» ОТРЫВОК ИЗ ДОКУМЕНТА
-------
Роман, заполненный ложными авантюрами, фальшивыми ходами, псевдопоступками и квазистраданиями, - парафраза земной жизни человека. Жизни, которая - по Сорокину - не имеет никакого смысла для человеческой души ввиду ожидающей ее вечности.

Итак, человек по Сорокину - робот бытия. Поэтому и знаменитые сцены расчленения так напоминают разборку машины. Выход из этого абсурдного положения может лежать только по ту сторону жизни, но он предназначен для души, а не тела. Противоречие между ними Сорокин разрешает традиционным, даже ортодоксальным образом: свет истины может увидеть лишь душа, освобожденная от мерзкой плоти.

Дальше начинается научная фантастика, под которой Сорокин прячет древнюю, идущую от гностиков теологическую систему.

В гуще нашего материального мира, сотворенного злым богом-демиургом, посвященные в тайны бытия ищут обратного пути к чистому и бестелесному существованию. Этим занимаются избранные души, познавшие эзотерическую природу творения (у гностиков их называли "пневматиками").

В книге "Сердца четырех", как мы видели, они путем жутких ритуалов пробиваются к соединению с божественным первоначалом, под которым, видимо, следует понимать "жидкую мать", принимающую в себя героев. На той же посылке построен самый новый роман Сорокина "Лед". Он эксплуатирует форму допотопной советской фантастики с ее непременным атрибутом - Тунгусским метеоритом. На этот раз избранниками становятся носители чистого света, космические пришельцы. Они (обычная сорокинская буквализация метафоры) "выколачивают" дух из подходящих - арийских - тел, чтобы устроить светопреставление, разрушить ложный материальный мир и воссоединиться с вечным светом. Конечно, в конце романа Сорокин по обыкновению разоблачает свой сюжет, обращая его в пародию. Но тривиализация мифа вовсе не равнозначна его профанации. "Лед" работает, хоть и с перебоями, на той же энергии фанатического отрицания плоти, что и другие книги Сорокина. Другое дело, что, идя навстречу новым поклонникам, которых мне довелось увидать на презентации "Льда" в "Метелице", писатель тут уже не творит миф, а пересказывает его.
-------
» ЗАПИСИ К ЗАДАНИЮ

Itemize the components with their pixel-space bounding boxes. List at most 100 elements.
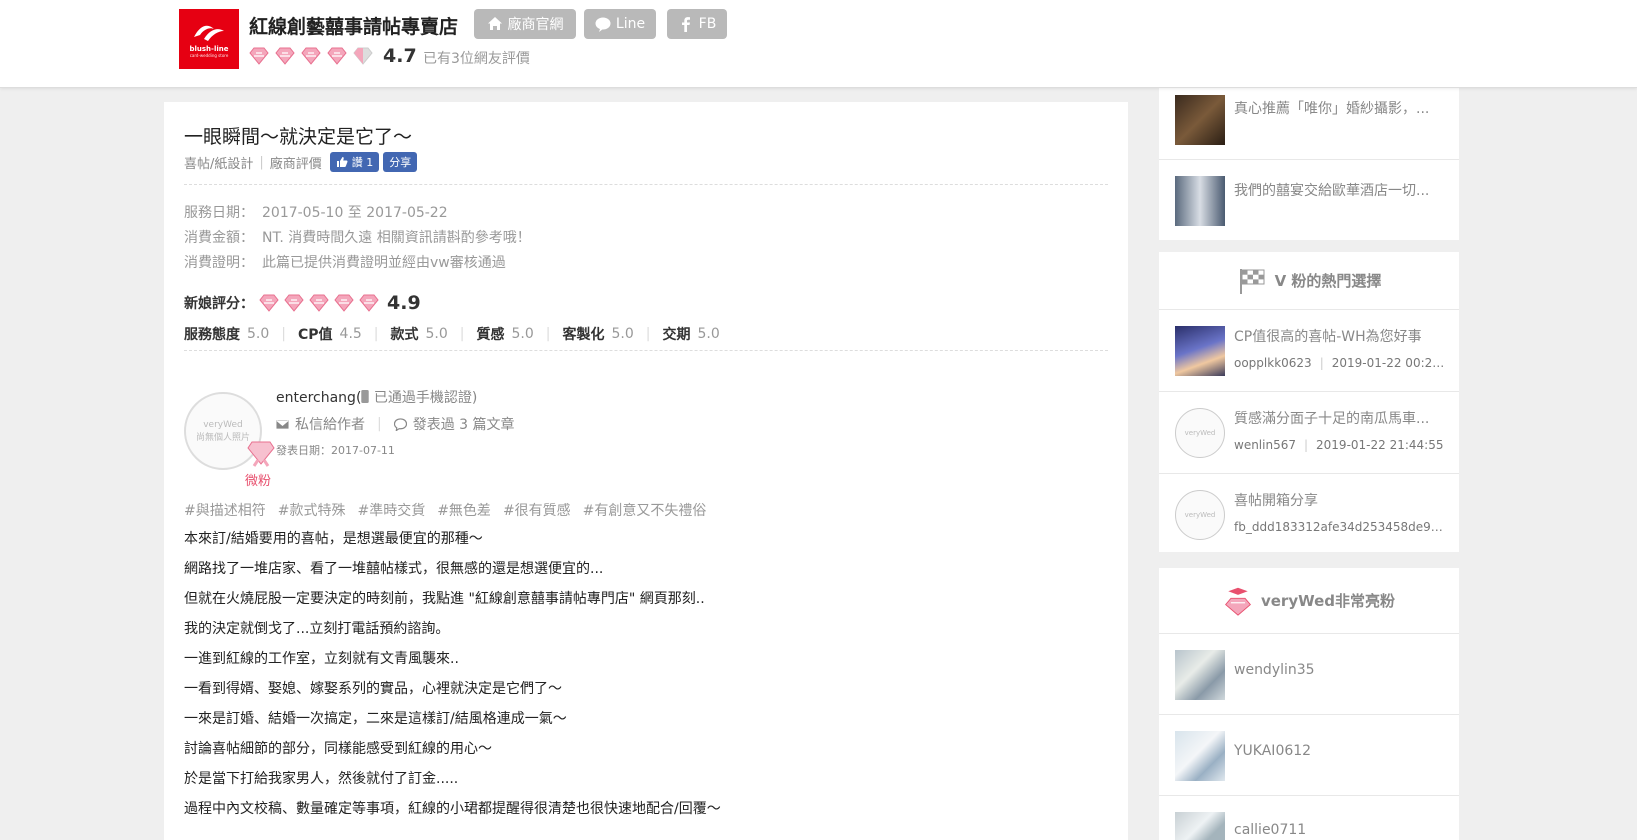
subscore-label: CP值	[297, 327, 333, 343]
review-type: 廠商評價	[269, 156, 322, 172]
subscore-value: 5.0	[511, 326, 534, 342]
tag[interactable]: #有創意又不失禮俗	[583, 500, 707, 520]
fan-item[interactable]: wendylin35	[1159, 634, 1459, 715]
shop-rating-score: 4.7	[383, 45, 417, 67]
proof-value: 此篇已提供消費證明並經由vw審核通過	[262, 255, 506, 271]
tag[interactable]: #準時交貨	[357, 500, 425, 520]
review-count[interactable]: 已有3位網友評價	[423, 48, 530, 68]
diamond-rating-icon	[249, 47, 269, 65]
service-date-label: 服務日期：	[184, 205, 254, 221]
phone-verified-text: 已通過手機認證)	[369, 390, 478, 406]
diamond-rating-icon	[359, 294, 379, 312]
article-title: 一眼瞬間～就決定是它了～	[184, 126, 413, 148]
subscore-list: 服務態度 5.0 | CP值 4.5 | 款式 5.0 | 質感 5.0 | 客製化 5.…	[184, 324, 720, 344]
thumbs-up-icon	[336, 157, 348, 167]
body-line: 我的決定就倒戈了...立刻打電話預約諮詢。	[184, 621, 450, 637]
category-link[interactable]: 喜帖/紙設計	[184, 153, 253, 172]
fan-item[interactable]: callie0711	[1159, 796, 1459, 840]
related-post-item[interactable]: 真心推薦「唯你」婚紗攝影，...	[1159, 88, 1459, 160]
diamond-rating-icon	[334, 294, 354, 312]
diamond-rating-icon	[275, 47, 295, 65]
author-name[interactable]: enterchang(	[276, 390, 361, 406]
facebook-icon	[681, 17, 690, 32]
official-site-button[interactable]: 廠商官網	[474, 9, 576, 39]
shop-logo[interactable]: blush-line card-wedding store	[179, 9, 239, 69]
official-site-label: 廠商官網	[507, 17, 564, 33]
body-line: 網路找了一堆店家、看了一堆囍帖樣式，很無感的還是想選便宜的...	[184, 561, 604, 577]
tag[interactable]: #款式特殊	[278, 500, 346, 520]
divider: |	[459, 326, 465, 342]
body-line: 於是當下打給我家男人，然後就付了訂金.....	[184, 771, 459, 787]
bright-fans-header: veryWed非常亮粉	[1159, 568, 1459, 634]
post-thumbnail	[1175, 176, 1225, 226]
bright-fans-panel: veryWed非常亮粉 wendylin35 YUKAI0612 callie0…	[1159, 568, 1459, 840]
shop-name: 紅線創藝囍事請帖專賣店	[249, 16, 459, 38]
diamond-rating-icon	[301, 47, 321, 65]
author-actions: 私信給作者 | 發表過 3 篇文章	[276, 414, 515, 434]
diamond-rating-icon	[259, 294, 279, 312]
related-post-title: 我們的囍宴交給歐華酒店一切...	[1234, 183, 1430, 199]
fan-name: wendylin35	[1234, 662, 1315, 678]
fan-item[interactable]: YUKAI0612	[1159, 715, 1459, 796]
subscore-value: 5.0	[425, 326, 448, 342]
body-line: 但就在火燒屁股一定要決定的時刻前，我點進 "紅線創意囍事請帖專門店" 網頁那刻.…	[184, 591, 705, 607]
fb-button[interactable]: FB	[667, 9, 727, 39]
post-thumbnail	[1175, 95, 1225, 145]
related-posts-panel: 真心推薦「唯你」婚紗攝影，... 我們的囍宴交給歐華酒店一切...	[1159, 88, 1459, 240]
diamond-rating-icon	[309, 294, 329, 312]
review-article: 一眼瞬間～就決定是它了～ 喜帖/紙設計 | 廠商評價 讚 1 分享 服務日期： 2…	[164, 102, 1128, 840]
body-line: 本來訂/結婚要用的喜帖，是想選最便宜的那種～	[184, 531, 483, 547]
post-date: 發表日期：2017-07-11	[276, 444, 395, 457]
fb-like-button[interactable]: 讚 1	[329, 152, 380, 172]
line-button[interactable]: Line	[584, 9, 656, 39]
hot-pick-user[interactable]: wenlin567	[1234, 438, 1296, 452]
hot-pick-date: 2019-01-22 00:20:10	[1331, 356, 1449, 370]
bride-rating-score: 4.9	[387, 292, 421, 314]
proof-row: 消費證明： 此篇已提供消費證明並經由vw審核通過	[184, 252, 506, 272]
envelope-icon	[276, 418, 289, 430]
hot-pick-meta: oopplkk0623 | 2019-01-22 00:20:10	[1234, 356, 1449, 370]
bride-rating: 新娘評分： 4.9	[184, 292, 421, 314]
body-line: 討論喜帖細節的部分，同樣能感受到紅線的用心～	[184, 741, 492, 757]
hot-pick-item[interactable]: veryWed 喜帖開箱分享 fb_ddd183312afe34d253458d…	[1159, 474, 1459, 552]
hot-picks-header: V 粉的熱門選擇	[1159, 252, 1459, 310]
fan-name: callie0711	[1234, 822, 1307, 838]
fb-label: FB	[698, 16, 717, 32]
hot-pick-item[interactable]: CP值很高的喜帖-WH為您好事 oopplkk0623 | 2019-01-22 0…	[1159, 310, 1459, 392]
fb-like-label: 讚 1	[351, 156, 374, 169]
tag[interactable]: #與描述相符	[184, 500, 266, 520]
tag[interactable]: #無色差	[437, 500, 491, 520]
line-icon	[595, 17, 611, 32]
divider: |	[281, 326, 286, 342]
line-label: Line	[615, 16, 646, 32]
hot-pick-meta: wenlin567 | 2019-01-22 21:44:55	[1234, 438, 1449, 452]
logo-text: blush-line	[189, 44, 229, 53]
shop-rating-stars: 4.7	[249, 45, 417, 67]
fan-photo	[1175, 812, 1225, 840]
divider	[184, 184, 1108, 185]
body-line: 一看到得婿、娶媳、嫁娶系列的實品，心裡就決定是它們了～	[184, 681, 562, 697]
amount-row: 消費金額： NT. 消費時間久遠 相關資訊請斟酌參考哦！	[184, 227, 531, 247]
tag[interactable]: #很有質感	[503, 500, 571, 520]
hot-picks-title: V 粉的熱門選擇	[1274, 272, 1382, 290]
author-posts-link[interactable]: 發表過 3 篇文章	[413, 414, 515, 434]
divider: |	[1319, 356, 1324, 370]
fan-photo	[1175, 731, 1225, 781]
subscore-label: 款式	[390, 327, 419, 343]
subscore-value: 4.5	[339, 326, 362, 342]
hot-pick-user[interactable]: oopplkk0623	[1234, 356, 1312, 370]
avatar-text: veryWed	[1184, 511, 1216, 519]
hot-pick-user[interactable]: fb_ddd183312afe34d253458de91de...	[1234, 520, 1449, 534]
hot-pick-date: 2019-01-22 21:44:55	[1316, 438, 1444, 452]
hot-pick-item[interactable]: veryWed 質感滿分面子十足的南瓜馬車... wenlin567 | 2019-…	[1159, 392, 1459, 474]
subscore-label: 服務態度	[184, 327, 240, 343]
divider: |	[545, 326, 551, 342]
bright-fans-title: veryWed非常亮粉	[1260, 592, 1396, 610]
divider: |	[1303, 438, 1309, 452]
divider	[184, 350, 1108, 351]
fb-share-button[interactable]: 分享	[383, 152, 418, 172]
subscore-value: 5.0	[247, 326, 270, 342]
related-post-item[interactable]: 我們的囍宴交給歐華酒店一切...	[1159, 160, 1459, 240]
body-line: 過程中內文校稿、數量確定等事項，紅線的小珺都提醒得很清楚也很快速地配合/回覆～	[184, 801, 721, 817]
message-author-link[interactable]: 私信給作者	[295, 414, 365, 434]
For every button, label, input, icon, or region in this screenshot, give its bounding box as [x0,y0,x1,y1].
-------
» ЧТО ТРЕБУЕТСЯ
a. Перепишите из текста о прозе Сорокина фрагмент от слов «Роман, заполненный ложными» до слов «гностиков теологическую систему.» включительно, без единого изменения.
b. Выпишите из записей все строки, где встречается слово «blush».
Текст и записи взяты из разных источников.

» ОТВЕТЫ ПО ЗАДАНИЯМ
a.
Роман, заполненный ложными авантюрами, фальшивыми ходами, псевдопоступками и квазистраданиями, - парафраза земной жизни человека. Жизни, которая - по Сорокину - не имеет никакого смысла для человеческой души ввиду ожидающей ее вечности.

Итак, человек по Сорокину - робот бытия. Поэтому и знаменитые сцены расчленения так напоминают разборку машины. Выход из этого абсурдного положения может лежать только по ту сторону жизни, но он предназначен для души, а не тела. Противоречие между ними Сорокин разрешает традиционным, даже ортодоксальным образом: свет истины может увидеть лишь душа, освобожденная от мерзкой плоти.

Дальше начинается научная фантастика, под которой Сорокин прячет древнюю, идущую от гностиков теологическую систему.

b.
shop-logo[interactable]: blush-line card-wedding store	[179, 9, 239, 69]
logo-text: blush-line	[189, 44, 229, 53]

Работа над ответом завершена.